### [ENTRIES SHOWN]
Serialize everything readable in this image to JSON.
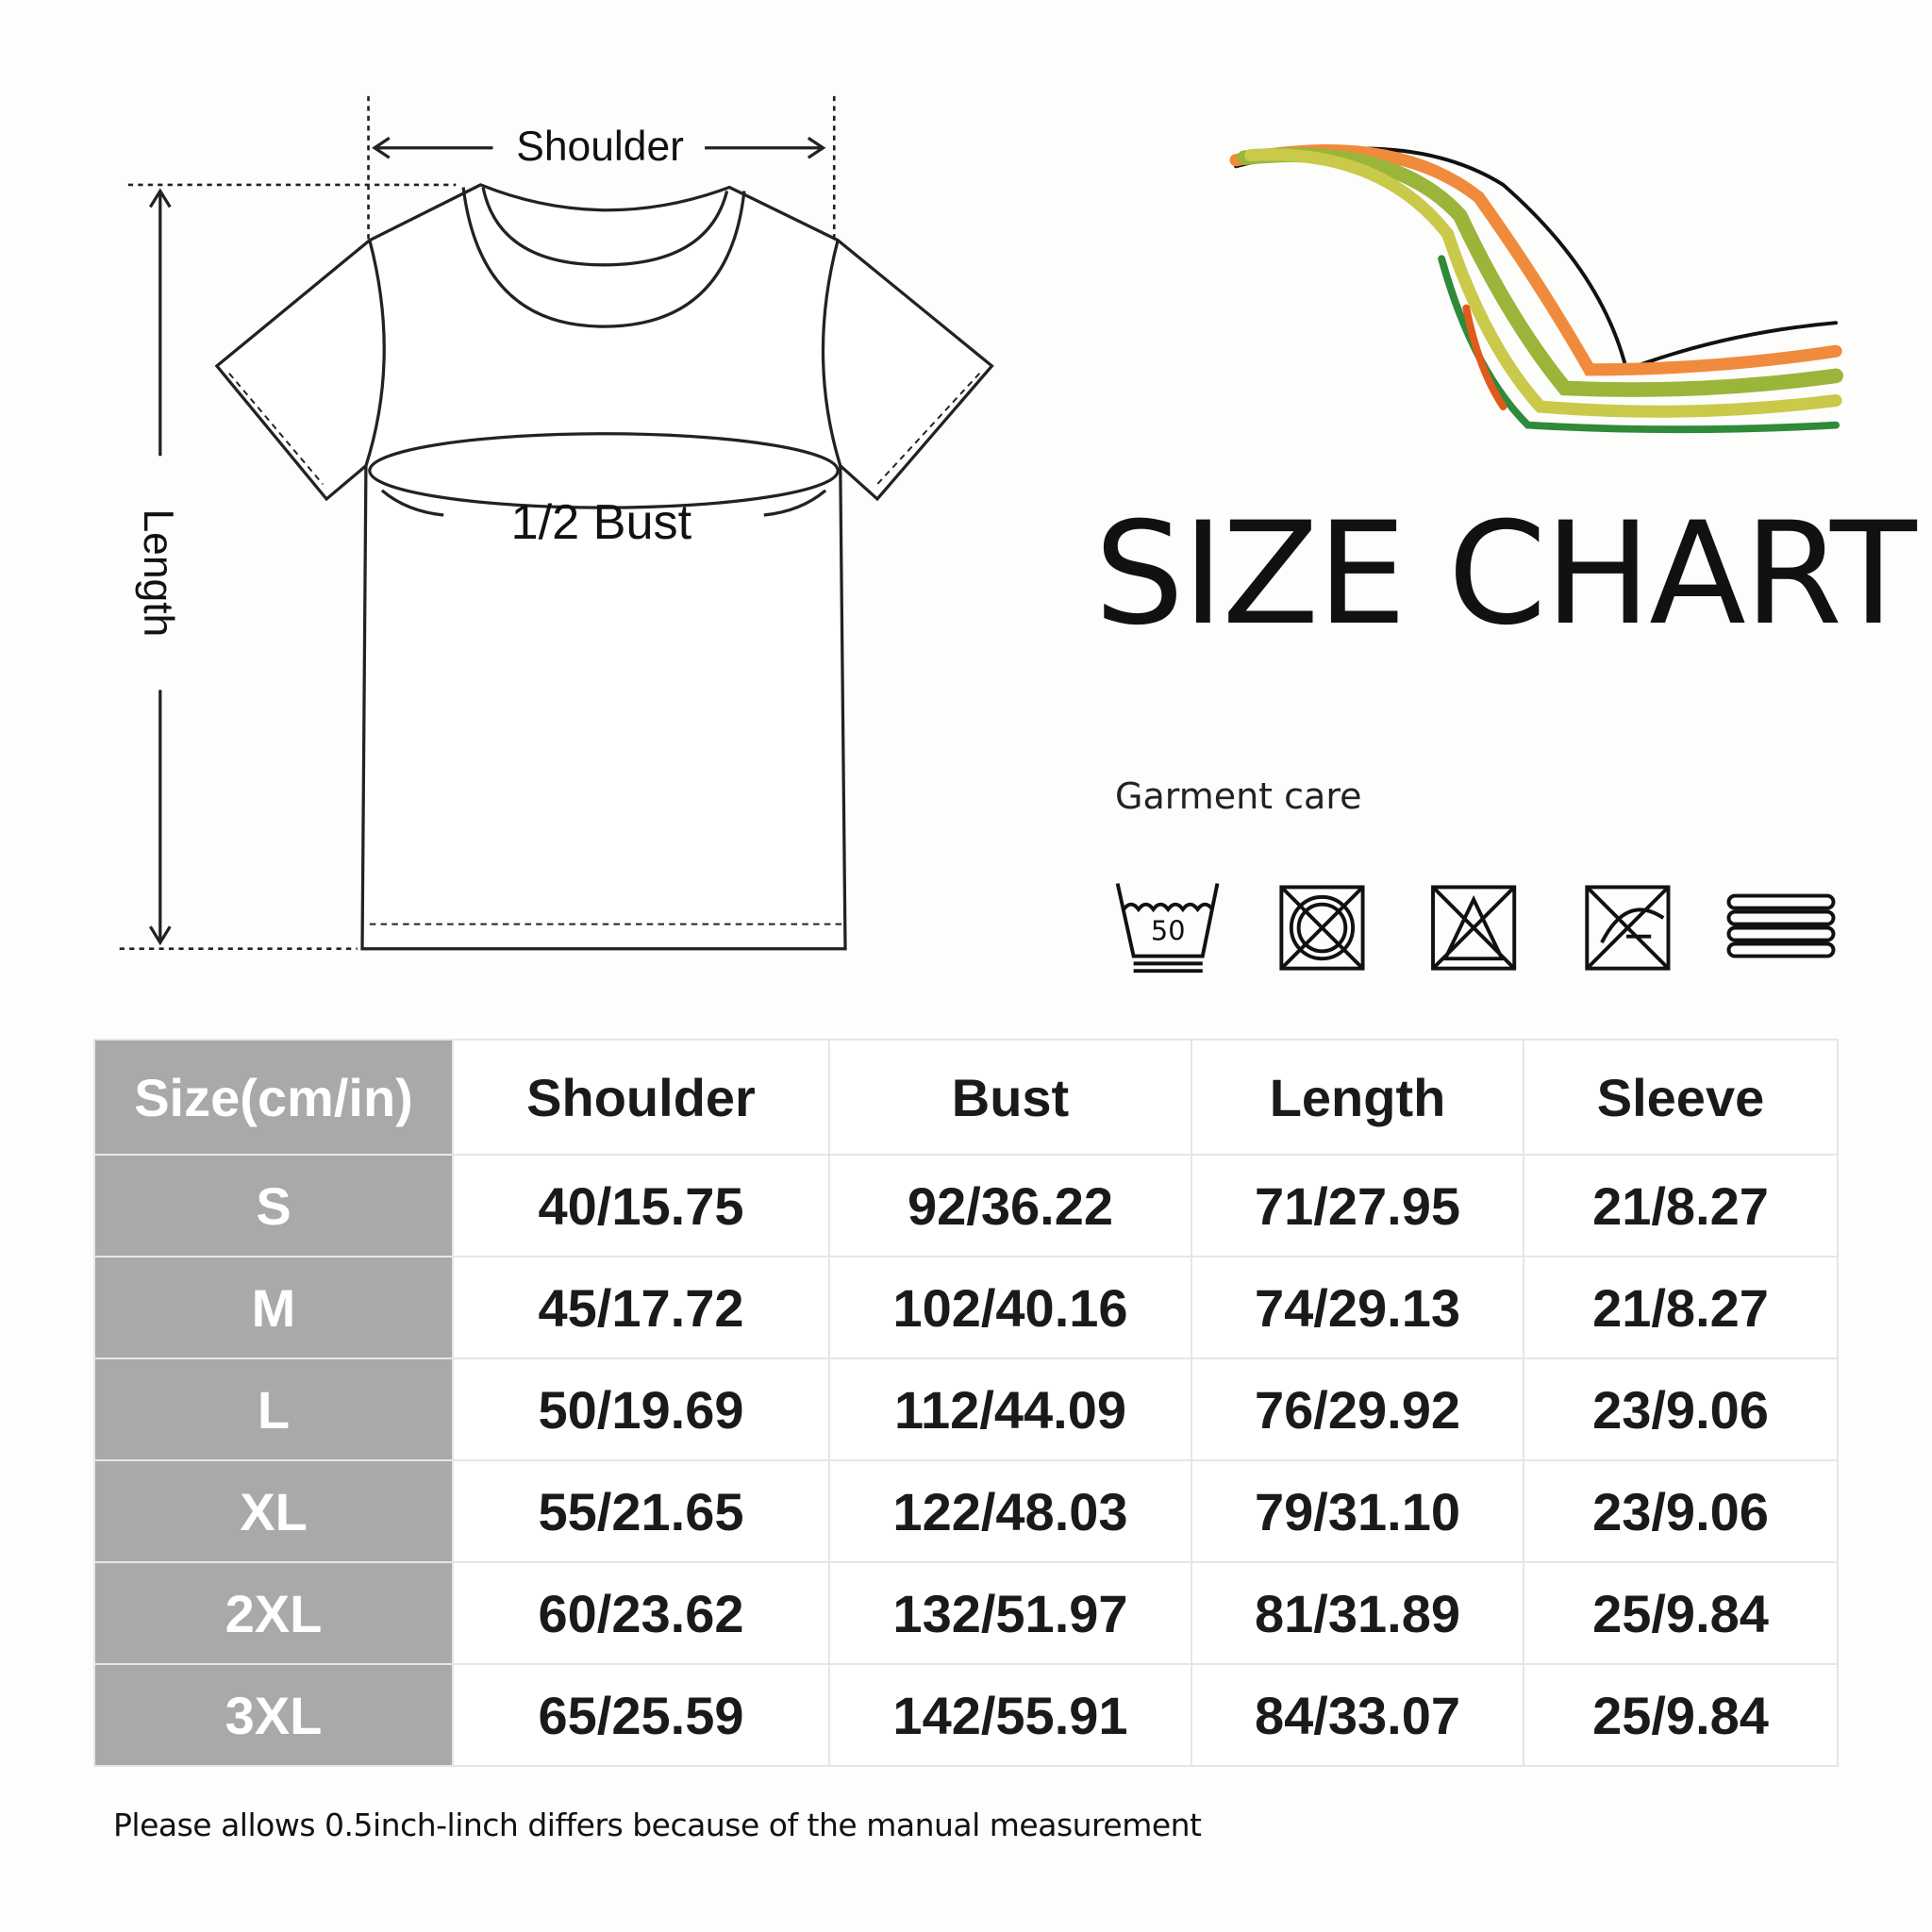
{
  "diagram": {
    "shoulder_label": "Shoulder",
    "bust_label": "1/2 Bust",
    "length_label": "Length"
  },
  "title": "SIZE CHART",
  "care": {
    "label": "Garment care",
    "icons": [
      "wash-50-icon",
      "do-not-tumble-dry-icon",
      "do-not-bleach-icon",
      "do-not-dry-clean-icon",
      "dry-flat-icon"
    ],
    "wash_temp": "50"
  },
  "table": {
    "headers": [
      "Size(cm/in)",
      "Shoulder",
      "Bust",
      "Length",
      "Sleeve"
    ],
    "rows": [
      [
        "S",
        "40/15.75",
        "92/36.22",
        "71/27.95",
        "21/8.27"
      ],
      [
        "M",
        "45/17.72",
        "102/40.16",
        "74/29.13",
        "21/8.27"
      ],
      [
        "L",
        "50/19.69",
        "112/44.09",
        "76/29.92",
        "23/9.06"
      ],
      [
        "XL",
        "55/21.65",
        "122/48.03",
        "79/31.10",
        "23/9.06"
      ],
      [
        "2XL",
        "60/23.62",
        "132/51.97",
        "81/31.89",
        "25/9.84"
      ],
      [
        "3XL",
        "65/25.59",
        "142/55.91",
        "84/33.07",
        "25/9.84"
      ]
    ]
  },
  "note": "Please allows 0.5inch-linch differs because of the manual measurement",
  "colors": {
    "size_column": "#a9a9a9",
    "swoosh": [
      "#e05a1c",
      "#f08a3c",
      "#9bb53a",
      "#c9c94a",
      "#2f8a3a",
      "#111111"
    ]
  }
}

==

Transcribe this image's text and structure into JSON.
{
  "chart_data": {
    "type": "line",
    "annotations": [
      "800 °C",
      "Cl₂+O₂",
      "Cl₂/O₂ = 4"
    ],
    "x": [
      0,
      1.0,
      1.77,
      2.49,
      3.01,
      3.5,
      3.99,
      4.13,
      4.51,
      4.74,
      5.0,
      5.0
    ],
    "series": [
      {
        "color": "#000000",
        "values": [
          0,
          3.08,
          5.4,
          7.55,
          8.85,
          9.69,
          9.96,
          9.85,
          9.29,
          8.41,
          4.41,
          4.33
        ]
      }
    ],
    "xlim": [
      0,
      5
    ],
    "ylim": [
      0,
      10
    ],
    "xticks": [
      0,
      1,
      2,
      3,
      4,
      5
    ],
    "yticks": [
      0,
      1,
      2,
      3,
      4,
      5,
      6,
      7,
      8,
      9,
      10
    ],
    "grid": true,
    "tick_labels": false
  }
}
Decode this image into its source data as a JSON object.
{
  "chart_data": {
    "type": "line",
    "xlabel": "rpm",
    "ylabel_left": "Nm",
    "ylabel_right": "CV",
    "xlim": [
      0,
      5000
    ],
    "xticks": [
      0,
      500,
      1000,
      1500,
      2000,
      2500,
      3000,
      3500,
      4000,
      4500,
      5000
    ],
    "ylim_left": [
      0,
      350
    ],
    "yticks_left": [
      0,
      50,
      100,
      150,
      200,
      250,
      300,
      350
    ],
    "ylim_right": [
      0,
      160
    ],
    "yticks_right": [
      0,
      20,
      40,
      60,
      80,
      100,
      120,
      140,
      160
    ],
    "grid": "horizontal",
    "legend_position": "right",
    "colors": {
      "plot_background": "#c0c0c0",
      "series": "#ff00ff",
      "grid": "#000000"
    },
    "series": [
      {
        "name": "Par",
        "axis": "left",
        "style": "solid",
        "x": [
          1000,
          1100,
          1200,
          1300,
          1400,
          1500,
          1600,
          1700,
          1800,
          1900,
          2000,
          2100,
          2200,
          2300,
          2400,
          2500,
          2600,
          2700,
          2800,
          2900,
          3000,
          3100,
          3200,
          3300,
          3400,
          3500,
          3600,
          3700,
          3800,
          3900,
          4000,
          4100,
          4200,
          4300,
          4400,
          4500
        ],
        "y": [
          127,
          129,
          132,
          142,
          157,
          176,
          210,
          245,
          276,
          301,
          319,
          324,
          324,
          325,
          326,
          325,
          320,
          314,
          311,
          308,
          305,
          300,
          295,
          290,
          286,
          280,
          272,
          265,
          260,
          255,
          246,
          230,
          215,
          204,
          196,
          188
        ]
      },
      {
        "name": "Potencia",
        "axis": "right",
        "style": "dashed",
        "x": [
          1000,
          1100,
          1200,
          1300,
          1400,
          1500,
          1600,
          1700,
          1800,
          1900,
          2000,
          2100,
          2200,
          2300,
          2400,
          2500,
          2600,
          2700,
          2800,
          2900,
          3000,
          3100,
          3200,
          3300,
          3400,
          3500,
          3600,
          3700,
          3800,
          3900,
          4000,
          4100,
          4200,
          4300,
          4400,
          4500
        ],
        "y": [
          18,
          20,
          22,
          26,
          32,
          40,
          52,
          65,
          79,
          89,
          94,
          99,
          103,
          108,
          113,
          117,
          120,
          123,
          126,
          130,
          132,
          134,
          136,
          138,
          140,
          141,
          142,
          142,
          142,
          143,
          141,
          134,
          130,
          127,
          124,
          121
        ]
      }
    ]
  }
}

### [WHAT IS BEING ASKED]
Locate the word "into" in the data above. Copy every line carrying it.

### [RESULT BELOW]
Transcribe this image's text and structure into JSON.
Decode this image into its source data as a JSON object.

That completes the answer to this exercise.